**CHALLENGE A**:
Reproduce word for word the part of the profit sharing plan passage starting with "The Plan allows" and going on through "participants; and (b)".
**CHALLENGE B**:
From the records, duplicate only the lines starting with the line with "- channel-label: HH: [346, 371, 358, 380]" and going on through the line with "- station-triangle-icon[interactable]: [730, 334, 742, 344]", both included, with no changes.

**SELECTED TEXT**:
The statements of net assets available for benefits include investments in
mutual funds, money market funds, and equity securities valued at quoted
market prices on the last business day of the plan year. The Fidelity
Managed Income Portfolio Fund is a collective investment trust and is
recorded in the financial statements based on the contract value of the
underlying investment contracts, which approximates fair value, as
reported to the Plan by Fidelity. Contract value represents contributions
made under the contract, plus earnings, less withdrawals. Participants
notes receivable are valued at cost plus accrued interest which
approximates fair value.
2. DESCRIPTION OF PLAN
Substantially all employees of Cardinal Health, Inc. and certain of its
subsidiaries (collectively referred to as the employer, Plan sponsor or
Company) not covered by a collective bargaining agreement and who have
completed 1,000 or more hours of credited service are eligible to
participate in the Cardinal Health, Inc. Profit Sharing and Retirement
Savings Plan (the "Plan"). The Plan was adopted on March 25, 1987, and
replaced a variety of non-collectively bargained retirement plans the
Company previously maintained at the subsidiary level. Contributions
transferred from or receivable from previous qualified plans are comprised
of transfer contributions of new employees from other previously unrelated
qualified plans. The Plan's expenses are paid by the Plan, as provided by
the Plan document.
The Plan allows employees to authorize payroll deductions up to the lesser
of 15% of their credited compensation or the maximum allowed under the IRS
guidelines. In addition, Company Matching Contributions are 75% of the
Participant Elected Contributions up to 3% of credited compensation. The
Company also makes profit sharing contributions ("Profit Sharing
Contributions") to the Plan on behalf of each eligible employee who
completes at least 1,000 hours of service and was an eligible employee on
the last day of the plan year. The Company's Profit Sharing Contributions
each plan year consist of: (a) automatic contributions equal to 3% of
total credited compensation for all eligible participants; and (b)
additional contributions, if any, determined at the sole discretion of the
Company, which are
- 7 -
<PAGE> 9
allocated to participants based first upon their credited compensation in
excess of the Social Security taxable wage base (up to 6.06% of such
excess) and next, pro rata, based upon total credited compensation. The
investment of such contributions is generally directed by the employee
into one or more of the following investment options: a money market fund,
a stable value fund, one of nine mutual funds or the Company's common
stock fund established under the Plan.

**DATA IN THIS EXERCISE**:
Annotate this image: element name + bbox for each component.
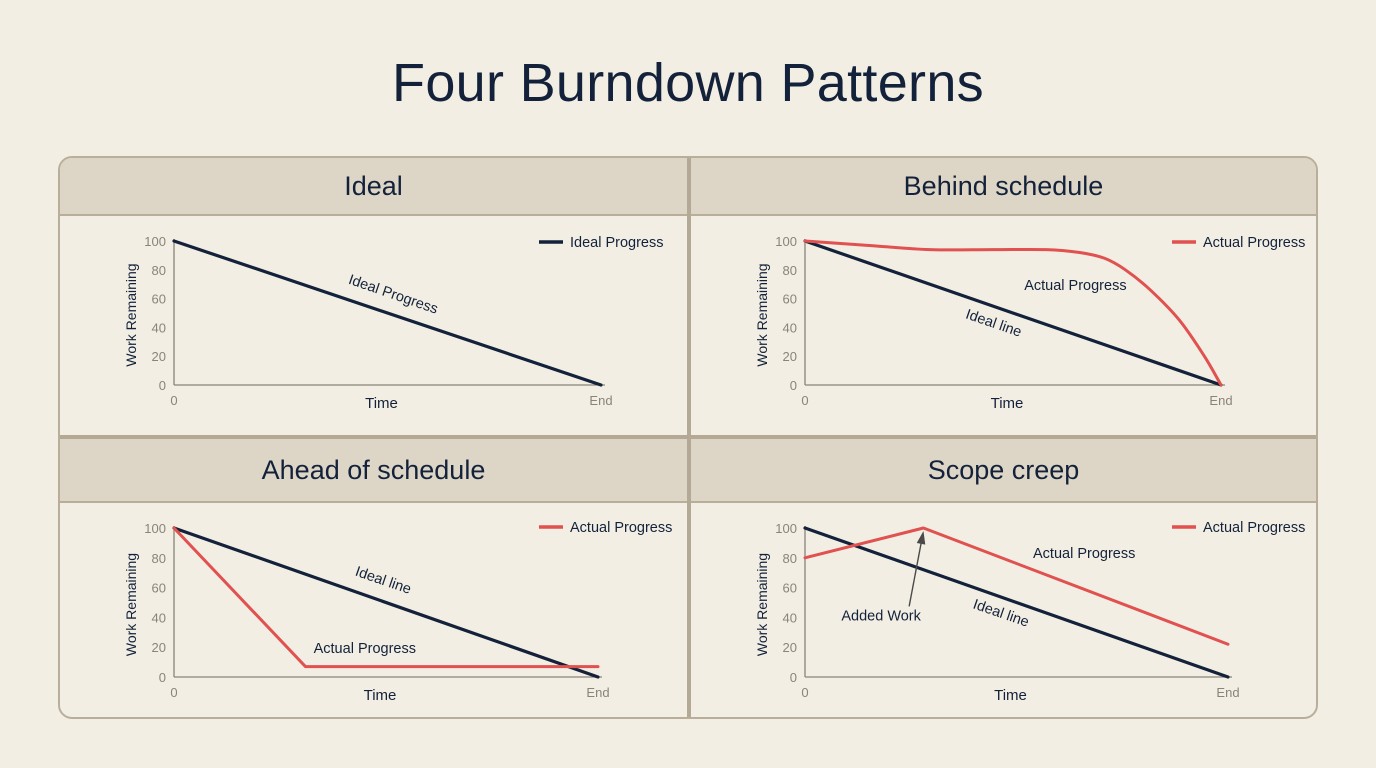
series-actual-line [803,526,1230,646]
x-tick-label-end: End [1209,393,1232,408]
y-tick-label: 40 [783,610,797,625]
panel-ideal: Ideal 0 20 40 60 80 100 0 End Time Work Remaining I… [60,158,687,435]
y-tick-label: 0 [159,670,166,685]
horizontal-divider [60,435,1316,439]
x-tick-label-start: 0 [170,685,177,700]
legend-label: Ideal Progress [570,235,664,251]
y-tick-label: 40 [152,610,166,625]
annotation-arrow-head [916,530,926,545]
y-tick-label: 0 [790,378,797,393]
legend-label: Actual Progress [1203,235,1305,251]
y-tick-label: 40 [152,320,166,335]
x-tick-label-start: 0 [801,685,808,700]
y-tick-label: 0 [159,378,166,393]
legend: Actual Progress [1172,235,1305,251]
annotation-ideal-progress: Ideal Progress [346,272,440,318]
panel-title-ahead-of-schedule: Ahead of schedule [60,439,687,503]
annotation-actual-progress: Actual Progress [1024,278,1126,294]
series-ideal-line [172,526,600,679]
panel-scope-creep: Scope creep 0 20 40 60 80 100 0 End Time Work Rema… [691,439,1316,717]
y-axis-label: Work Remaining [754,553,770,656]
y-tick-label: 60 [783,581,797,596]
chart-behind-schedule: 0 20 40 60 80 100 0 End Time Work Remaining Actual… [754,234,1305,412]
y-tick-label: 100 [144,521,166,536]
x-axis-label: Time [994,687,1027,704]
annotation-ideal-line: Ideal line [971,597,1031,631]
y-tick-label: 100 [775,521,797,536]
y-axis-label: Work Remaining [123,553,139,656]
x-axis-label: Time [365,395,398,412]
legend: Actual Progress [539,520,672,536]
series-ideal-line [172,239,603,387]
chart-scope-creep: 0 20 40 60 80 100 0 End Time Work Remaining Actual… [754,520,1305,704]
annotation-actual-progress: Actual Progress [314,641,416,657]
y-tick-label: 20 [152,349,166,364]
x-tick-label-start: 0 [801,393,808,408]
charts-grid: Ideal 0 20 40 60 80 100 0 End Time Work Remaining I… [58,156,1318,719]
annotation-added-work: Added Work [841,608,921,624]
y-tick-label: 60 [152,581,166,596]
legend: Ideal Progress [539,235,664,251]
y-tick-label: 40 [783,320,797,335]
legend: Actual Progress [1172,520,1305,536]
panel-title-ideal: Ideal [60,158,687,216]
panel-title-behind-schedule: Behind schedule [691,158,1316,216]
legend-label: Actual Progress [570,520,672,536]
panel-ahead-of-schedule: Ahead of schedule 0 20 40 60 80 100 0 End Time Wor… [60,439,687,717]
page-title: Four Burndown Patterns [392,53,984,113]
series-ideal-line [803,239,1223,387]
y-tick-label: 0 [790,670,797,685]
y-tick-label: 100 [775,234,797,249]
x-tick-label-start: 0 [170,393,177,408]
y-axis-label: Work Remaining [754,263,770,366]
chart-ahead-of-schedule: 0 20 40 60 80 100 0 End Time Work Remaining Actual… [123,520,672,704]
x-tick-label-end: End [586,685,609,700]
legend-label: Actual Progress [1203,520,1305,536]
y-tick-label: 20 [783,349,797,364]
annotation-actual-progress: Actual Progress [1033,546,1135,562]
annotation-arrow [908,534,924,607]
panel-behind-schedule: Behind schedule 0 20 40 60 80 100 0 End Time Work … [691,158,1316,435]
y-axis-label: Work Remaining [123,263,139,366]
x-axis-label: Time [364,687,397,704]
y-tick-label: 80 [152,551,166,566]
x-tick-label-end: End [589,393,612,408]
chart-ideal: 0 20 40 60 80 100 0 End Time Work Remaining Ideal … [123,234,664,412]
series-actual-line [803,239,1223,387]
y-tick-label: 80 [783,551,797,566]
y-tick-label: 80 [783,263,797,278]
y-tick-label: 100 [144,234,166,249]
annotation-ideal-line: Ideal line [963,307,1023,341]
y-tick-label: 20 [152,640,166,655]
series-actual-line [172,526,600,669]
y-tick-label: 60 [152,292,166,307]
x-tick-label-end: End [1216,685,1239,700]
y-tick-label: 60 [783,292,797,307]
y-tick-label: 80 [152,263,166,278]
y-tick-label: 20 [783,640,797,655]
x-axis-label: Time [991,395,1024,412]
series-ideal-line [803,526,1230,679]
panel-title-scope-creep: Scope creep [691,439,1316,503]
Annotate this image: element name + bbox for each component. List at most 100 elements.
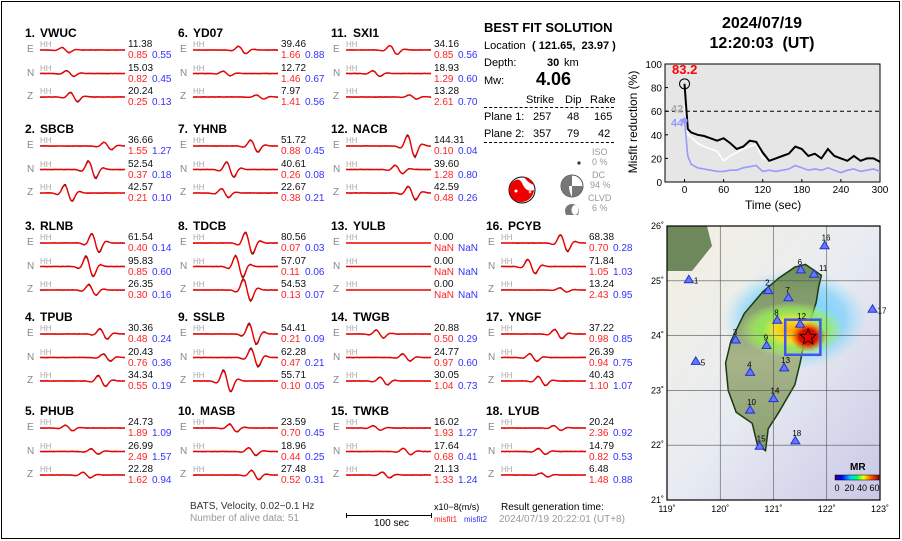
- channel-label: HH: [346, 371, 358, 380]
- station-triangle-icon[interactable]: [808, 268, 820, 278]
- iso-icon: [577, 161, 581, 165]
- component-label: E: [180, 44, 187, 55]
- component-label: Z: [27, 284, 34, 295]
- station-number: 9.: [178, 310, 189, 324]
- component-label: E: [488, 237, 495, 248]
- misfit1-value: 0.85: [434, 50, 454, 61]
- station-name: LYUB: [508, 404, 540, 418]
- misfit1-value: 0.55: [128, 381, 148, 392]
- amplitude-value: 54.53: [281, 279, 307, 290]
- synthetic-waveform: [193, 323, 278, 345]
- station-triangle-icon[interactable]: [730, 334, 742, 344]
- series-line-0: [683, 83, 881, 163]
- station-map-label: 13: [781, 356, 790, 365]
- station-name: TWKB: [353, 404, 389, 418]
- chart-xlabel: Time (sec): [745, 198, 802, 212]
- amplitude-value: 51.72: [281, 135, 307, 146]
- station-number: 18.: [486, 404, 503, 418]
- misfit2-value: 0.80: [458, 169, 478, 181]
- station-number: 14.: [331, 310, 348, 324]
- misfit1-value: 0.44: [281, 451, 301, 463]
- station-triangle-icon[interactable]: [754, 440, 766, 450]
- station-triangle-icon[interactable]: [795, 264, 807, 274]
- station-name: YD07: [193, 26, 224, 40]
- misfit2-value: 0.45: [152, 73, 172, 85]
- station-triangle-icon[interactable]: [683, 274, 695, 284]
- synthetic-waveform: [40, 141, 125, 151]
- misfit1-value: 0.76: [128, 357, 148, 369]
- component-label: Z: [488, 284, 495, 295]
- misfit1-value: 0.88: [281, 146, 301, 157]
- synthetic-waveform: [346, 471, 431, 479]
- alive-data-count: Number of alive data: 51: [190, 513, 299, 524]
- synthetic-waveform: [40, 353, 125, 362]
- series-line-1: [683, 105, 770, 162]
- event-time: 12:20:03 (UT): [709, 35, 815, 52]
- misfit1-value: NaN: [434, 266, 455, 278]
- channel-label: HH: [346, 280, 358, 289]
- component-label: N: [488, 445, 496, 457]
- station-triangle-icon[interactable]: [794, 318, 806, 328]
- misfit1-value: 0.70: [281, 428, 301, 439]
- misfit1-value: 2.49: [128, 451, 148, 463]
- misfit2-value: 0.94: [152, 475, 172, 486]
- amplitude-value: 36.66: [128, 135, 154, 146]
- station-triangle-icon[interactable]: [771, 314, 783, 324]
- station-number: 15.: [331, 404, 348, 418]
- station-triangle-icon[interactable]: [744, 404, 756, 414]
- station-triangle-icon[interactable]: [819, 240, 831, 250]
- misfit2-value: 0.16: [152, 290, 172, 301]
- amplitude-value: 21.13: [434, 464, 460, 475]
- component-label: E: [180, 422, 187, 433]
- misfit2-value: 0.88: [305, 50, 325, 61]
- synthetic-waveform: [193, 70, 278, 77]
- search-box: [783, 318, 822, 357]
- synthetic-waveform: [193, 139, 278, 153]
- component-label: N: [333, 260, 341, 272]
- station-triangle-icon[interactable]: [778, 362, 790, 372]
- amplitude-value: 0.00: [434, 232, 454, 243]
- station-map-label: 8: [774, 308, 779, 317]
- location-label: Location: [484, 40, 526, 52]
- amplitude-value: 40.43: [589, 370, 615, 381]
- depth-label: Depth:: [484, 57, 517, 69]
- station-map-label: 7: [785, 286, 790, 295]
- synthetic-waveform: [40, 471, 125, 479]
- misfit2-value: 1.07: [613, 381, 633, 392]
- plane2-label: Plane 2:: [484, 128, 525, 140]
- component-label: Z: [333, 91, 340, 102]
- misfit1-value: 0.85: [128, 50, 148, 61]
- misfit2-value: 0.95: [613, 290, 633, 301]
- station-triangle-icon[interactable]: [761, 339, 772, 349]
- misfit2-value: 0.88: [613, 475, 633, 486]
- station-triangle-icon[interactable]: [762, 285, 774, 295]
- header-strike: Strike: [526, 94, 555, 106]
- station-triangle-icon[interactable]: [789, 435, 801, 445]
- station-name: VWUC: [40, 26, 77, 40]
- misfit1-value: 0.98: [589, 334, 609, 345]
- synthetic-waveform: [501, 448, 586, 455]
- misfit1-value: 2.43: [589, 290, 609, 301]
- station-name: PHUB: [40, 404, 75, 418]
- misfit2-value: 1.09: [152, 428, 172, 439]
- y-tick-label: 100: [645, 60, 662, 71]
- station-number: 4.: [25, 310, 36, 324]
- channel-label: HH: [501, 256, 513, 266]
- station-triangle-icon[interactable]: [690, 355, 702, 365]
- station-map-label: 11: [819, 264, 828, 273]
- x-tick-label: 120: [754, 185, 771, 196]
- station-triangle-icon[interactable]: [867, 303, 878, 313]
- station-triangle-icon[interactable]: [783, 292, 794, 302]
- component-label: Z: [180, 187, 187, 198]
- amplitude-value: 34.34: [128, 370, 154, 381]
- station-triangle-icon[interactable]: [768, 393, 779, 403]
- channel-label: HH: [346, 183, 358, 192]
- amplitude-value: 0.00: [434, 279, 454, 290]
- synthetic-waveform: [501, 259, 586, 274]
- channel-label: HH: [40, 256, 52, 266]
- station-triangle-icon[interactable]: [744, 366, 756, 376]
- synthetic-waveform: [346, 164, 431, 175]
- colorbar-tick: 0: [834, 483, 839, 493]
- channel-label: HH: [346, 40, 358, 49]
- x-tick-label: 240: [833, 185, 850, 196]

**TASK RESULT A**:
The Plan allows employees to authorize payroll deductions up to the lesser
of 15% of their credited compensation or the maximum allowed under the IRS
guidelines. In addition, Company Matching Contributions are 75% of the
Participant Elected Contributions up to 3% of credited compensation. The
Company also makes profit sharing contributions ("Profit Sharing
Contributions") to the Plan on behalf of each eligible employee who
completes at least 1,000 hours of service and was an eligible employee on
the last day of the plan year. The Company's Profit Sharing Contributions
each plan year consist of: (a) automatic contributions equal to 3% of
total credited compensation for all eligible participants; and (b)

**TASK RESULT B**:
- channel-label: HH: [346, 371, 358, 380]
- station-triangle-icon[interactable]: [808, 268, 820, 278]
- iso-icon: [577, 161, 581, 165]
- component-label: E: [180, 44, 187, 55]
- component-label: Z: [27, 284, 34, 295]
- station-number: 9.: [178, 310, 189, 324]
- component-label: E: [488, 237, 495, 248]
- misfit1-value: 0.85: [434, 50, 454, 61]
- station-name: LYUB: [508, 404, 540, 418]
- misfit1-value: 0.55: [128, 381, 148, 392]
- amplitude-value: 54.53: [281, 279, 307, 290]
- synthetic-waveform: [193, 323, 278, 345]
- station-triangle-icon[interactable]: [730, 334, 742, 344]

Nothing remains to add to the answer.